**Aim**
Pick out each line containing the string "دارایی" and copy it.

(Items from a dataset)
⟨

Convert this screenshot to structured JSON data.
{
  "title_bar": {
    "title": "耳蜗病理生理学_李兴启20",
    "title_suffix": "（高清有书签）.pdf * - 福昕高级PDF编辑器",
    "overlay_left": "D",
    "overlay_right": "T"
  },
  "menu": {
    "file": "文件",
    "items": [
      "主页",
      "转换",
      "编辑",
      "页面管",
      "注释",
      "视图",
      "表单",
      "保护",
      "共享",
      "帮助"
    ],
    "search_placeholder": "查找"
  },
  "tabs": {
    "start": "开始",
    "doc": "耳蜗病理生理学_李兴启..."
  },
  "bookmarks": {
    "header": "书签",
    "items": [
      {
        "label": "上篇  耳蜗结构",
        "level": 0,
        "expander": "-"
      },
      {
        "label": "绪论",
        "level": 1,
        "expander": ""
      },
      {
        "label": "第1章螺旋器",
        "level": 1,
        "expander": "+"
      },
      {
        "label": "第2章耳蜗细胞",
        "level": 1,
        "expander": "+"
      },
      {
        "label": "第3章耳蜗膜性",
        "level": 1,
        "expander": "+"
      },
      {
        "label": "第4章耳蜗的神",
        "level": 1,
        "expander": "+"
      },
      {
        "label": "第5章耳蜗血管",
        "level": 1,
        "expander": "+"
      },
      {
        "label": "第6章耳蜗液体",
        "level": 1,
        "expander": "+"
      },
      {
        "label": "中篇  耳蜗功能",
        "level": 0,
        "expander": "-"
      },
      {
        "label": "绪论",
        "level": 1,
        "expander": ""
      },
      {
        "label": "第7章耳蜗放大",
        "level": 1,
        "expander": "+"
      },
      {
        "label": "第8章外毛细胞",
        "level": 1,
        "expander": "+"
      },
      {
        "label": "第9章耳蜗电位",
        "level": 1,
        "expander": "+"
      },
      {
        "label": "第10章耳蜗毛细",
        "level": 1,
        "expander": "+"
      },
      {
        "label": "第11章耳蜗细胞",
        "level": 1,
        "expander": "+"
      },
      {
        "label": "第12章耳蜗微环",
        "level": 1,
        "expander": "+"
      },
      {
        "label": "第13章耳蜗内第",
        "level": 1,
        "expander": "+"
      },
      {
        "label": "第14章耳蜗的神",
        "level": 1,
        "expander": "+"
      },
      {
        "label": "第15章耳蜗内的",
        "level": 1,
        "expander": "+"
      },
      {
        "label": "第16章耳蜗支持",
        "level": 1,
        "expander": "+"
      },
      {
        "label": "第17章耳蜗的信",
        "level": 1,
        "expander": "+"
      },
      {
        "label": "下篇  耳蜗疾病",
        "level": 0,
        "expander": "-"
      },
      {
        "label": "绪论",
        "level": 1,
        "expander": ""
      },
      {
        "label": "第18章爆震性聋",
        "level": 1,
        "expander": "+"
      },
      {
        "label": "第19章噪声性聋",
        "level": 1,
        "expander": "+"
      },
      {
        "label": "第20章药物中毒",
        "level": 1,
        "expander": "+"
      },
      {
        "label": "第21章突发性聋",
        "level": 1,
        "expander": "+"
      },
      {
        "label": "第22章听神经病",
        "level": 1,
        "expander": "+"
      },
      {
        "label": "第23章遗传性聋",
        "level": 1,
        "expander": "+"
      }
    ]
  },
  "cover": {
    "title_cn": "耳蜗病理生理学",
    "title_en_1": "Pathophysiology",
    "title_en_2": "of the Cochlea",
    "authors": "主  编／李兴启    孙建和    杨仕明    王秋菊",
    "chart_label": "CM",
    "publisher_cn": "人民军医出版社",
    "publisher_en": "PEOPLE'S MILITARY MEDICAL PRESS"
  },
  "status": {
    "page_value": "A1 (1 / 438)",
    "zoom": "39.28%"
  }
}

⟩
⟨

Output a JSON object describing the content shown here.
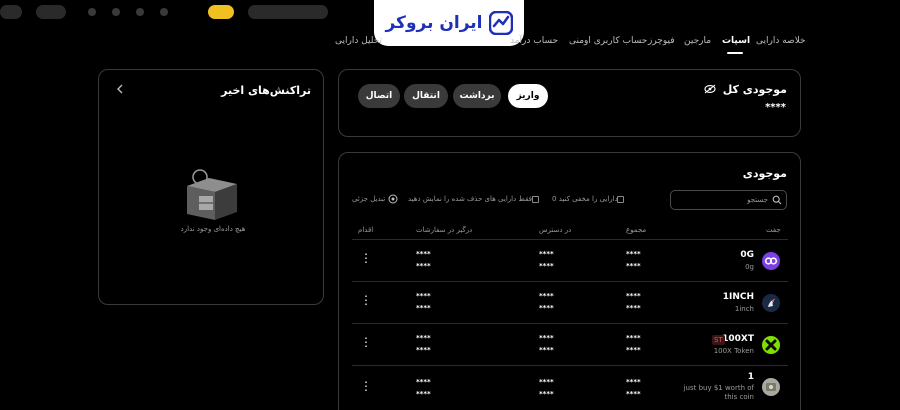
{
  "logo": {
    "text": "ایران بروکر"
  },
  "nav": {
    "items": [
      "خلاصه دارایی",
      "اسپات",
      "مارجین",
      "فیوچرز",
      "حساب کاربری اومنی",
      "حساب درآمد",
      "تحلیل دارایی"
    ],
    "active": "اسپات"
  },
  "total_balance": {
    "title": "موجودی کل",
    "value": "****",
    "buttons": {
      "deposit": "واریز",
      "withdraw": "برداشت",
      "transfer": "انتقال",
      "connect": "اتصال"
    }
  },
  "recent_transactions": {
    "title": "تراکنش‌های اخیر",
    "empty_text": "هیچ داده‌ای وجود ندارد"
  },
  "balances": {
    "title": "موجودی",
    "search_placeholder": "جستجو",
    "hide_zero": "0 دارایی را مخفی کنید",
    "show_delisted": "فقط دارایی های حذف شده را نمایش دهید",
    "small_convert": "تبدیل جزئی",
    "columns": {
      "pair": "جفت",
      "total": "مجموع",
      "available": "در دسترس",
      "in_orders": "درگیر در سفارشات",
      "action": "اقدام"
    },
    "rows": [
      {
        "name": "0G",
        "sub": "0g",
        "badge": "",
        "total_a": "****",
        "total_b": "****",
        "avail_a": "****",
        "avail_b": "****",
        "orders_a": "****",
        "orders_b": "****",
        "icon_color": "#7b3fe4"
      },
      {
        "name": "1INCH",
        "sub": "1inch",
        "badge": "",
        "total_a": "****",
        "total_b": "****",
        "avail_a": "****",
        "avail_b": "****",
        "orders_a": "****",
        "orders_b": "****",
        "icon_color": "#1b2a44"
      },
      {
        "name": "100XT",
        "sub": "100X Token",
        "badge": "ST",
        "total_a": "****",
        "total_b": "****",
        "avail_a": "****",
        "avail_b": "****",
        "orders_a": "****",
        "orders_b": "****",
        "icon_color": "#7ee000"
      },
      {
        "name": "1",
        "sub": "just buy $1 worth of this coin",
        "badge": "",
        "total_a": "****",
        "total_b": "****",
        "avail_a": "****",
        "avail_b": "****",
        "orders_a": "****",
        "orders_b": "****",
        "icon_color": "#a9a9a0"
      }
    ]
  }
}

⟩

**The completed task**
      "خلاصه دارایی",
      "تحلیل دارایی"
    "hide_zero": "0 دارایی را مخفی کنید",
    "show_delisted": "فقط دارایی های حذف شده را نمایش دهید",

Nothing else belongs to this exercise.